## TO DO
In the listing that follows, count the lines holding the word "image" and report only that number.

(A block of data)

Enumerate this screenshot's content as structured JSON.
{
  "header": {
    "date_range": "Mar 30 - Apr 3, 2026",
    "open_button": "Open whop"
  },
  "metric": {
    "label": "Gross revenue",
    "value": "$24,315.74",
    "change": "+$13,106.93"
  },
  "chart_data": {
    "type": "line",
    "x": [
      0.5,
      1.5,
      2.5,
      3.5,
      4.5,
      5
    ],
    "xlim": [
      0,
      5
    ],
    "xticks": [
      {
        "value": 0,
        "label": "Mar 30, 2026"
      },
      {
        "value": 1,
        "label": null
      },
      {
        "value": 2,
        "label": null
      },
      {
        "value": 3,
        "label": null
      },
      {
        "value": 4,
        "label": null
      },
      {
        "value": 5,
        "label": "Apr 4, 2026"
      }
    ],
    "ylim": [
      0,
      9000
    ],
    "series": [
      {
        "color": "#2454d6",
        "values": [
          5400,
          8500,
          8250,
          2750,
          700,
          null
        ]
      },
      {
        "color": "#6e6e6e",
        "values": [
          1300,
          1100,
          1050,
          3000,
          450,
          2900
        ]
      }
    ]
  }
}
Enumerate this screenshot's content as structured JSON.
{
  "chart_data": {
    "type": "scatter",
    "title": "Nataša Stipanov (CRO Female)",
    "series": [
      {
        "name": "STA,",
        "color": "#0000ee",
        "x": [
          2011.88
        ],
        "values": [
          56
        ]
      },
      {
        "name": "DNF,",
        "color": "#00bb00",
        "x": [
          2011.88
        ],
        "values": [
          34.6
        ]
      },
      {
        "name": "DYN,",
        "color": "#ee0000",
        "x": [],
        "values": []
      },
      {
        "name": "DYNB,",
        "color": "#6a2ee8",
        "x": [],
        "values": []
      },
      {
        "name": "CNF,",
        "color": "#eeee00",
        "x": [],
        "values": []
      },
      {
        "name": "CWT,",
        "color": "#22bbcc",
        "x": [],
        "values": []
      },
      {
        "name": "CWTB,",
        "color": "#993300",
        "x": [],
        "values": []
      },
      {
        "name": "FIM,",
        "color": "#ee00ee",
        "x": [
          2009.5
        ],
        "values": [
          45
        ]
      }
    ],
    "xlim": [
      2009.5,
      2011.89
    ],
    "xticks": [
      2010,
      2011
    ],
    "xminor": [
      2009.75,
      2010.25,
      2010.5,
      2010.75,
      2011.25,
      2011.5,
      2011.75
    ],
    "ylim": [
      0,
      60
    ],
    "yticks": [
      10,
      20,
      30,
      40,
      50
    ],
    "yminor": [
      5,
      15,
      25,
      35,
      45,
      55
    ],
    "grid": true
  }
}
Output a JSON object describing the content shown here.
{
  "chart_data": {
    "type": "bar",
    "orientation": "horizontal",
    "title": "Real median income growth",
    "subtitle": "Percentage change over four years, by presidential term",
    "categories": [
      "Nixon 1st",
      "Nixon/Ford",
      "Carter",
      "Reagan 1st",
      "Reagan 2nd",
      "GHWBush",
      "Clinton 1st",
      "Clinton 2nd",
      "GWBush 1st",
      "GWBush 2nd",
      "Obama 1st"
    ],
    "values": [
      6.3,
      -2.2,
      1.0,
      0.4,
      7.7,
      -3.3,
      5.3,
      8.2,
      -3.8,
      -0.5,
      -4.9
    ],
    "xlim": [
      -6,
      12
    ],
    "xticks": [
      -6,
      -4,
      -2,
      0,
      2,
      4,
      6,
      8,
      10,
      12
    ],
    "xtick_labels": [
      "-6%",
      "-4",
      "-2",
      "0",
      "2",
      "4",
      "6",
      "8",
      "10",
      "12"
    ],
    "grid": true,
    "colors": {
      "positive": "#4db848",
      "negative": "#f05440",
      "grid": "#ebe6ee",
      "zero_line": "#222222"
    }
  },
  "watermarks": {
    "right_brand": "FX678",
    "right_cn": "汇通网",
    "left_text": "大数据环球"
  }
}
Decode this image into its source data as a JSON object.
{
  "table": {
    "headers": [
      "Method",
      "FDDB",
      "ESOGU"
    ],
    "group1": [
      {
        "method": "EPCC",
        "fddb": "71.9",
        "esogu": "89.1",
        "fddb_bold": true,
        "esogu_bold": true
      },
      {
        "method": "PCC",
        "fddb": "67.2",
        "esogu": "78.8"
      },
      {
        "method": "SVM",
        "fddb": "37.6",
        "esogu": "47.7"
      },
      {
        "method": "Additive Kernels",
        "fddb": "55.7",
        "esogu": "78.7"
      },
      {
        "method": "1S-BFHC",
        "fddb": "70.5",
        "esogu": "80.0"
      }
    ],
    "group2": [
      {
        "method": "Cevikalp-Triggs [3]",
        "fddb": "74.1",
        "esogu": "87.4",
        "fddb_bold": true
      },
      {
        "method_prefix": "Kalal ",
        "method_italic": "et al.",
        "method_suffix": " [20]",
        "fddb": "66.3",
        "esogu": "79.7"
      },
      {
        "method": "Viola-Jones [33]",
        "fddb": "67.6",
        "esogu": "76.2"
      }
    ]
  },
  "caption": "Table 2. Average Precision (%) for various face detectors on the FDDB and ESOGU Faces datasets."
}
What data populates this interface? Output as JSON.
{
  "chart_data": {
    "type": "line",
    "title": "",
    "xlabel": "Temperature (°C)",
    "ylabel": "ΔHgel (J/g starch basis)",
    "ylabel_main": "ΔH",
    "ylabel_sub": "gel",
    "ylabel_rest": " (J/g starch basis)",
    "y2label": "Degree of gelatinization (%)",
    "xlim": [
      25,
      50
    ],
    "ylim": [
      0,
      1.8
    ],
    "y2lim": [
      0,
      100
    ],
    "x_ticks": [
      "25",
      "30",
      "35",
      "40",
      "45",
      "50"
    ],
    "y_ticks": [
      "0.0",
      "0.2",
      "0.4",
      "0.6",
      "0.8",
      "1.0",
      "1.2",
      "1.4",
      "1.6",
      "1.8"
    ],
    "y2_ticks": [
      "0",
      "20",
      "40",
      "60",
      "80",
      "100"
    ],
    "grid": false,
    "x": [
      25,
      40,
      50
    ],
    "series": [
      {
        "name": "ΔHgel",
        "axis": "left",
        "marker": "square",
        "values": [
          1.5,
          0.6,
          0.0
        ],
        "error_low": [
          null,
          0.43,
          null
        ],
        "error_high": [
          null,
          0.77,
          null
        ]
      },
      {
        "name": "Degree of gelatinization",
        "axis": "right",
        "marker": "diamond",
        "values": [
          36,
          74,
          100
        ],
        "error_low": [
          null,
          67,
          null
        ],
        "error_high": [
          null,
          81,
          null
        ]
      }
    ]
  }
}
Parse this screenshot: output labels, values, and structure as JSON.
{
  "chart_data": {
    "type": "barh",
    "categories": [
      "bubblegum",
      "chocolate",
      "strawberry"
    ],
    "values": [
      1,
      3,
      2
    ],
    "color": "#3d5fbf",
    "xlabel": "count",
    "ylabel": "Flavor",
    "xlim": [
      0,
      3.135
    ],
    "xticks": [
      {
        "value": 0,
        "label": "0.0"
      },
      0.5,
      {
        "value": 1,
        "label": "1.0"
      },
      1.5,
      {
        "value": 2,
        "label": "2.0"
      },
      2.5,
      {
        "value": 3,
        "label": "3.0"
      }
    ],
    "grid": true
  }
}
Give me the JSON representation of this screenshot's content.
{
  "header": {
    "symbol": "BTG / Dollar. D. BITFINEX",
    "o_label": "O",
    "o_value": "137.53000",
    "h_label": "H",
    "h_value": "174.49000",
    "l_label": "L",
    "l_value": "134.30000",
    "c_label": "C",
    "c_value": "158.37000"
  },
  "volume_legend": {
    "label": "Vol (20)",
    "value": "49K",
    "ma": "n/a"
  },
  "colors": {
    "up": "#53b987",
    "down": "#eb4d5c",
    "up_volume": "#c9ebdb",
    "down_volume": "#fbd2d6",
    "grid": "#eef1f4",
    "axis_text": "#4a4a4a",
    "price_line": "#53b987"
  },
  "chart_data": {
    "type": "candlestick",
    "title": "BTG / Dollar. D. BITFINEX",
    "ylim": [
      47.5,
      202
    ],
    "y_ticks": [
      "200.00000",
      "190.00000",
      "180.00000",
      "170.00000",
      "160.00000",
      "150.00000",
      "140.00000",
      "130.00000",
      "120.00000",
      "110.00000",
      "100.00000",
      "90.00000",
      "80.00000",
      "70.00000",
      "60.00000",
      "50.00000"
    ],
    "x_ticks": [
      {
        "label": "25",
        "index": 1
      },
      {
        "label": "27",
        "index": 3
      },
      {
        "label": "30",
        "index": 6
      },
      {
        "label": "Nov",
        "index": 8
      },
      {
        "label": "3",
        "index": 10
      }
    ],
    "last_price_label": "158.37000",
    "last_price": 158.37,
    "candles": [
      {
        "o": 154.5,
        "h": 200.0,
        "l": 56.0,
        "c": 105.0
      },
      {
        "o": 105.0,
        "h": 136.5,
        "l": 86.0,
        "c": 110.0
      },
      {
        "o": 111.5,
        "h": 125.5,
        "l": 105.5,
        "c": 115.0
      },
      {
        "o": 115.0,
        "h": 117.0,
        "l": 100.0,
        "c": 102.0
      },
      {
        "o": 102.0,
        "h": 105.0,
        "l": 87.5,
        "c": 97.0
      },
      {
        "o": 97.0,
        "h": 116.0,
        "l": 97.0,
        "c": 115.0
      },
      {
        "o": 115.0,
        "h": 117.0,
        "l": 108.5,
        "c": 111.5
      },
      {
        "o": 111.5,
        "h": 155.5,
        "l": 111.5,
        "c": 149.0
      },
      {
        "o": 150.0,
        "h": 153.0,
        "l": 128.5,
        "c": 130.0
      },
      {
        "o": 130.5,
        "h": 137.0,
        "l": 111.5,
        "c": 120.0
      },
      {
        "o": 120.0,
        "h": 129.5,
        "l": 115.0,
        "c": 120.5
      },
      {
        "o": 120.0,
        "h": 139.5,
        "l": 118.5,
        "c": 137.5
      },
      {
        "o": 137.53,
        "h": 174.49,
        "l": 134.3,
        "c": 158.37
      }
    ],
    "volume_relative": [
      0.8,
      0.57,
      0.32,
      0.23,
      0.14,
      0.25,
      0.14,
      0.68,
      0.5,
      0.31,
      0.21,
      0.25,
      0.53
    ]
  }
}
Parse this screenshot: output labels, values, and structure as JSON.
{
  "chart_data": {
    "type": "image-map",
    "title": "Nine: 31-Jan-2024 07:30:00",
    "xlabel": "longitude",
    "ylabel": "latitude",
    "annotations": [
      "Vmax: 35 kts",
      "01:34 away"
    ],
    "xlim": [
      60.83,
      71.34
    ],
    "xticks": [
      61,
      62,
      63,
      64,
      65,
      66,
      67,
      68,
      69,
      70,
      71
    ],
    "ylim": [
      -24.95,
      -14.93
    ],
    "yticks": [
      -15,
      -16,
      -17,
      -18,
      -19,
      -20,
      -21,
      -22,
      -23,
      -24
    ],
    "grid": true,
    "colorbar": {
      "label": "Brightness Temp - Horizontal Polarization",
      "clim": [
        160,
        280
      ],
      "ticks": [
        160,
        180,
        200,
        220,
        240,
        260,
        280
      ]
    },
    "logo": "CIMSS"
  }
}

## EXERCISE RESULT
2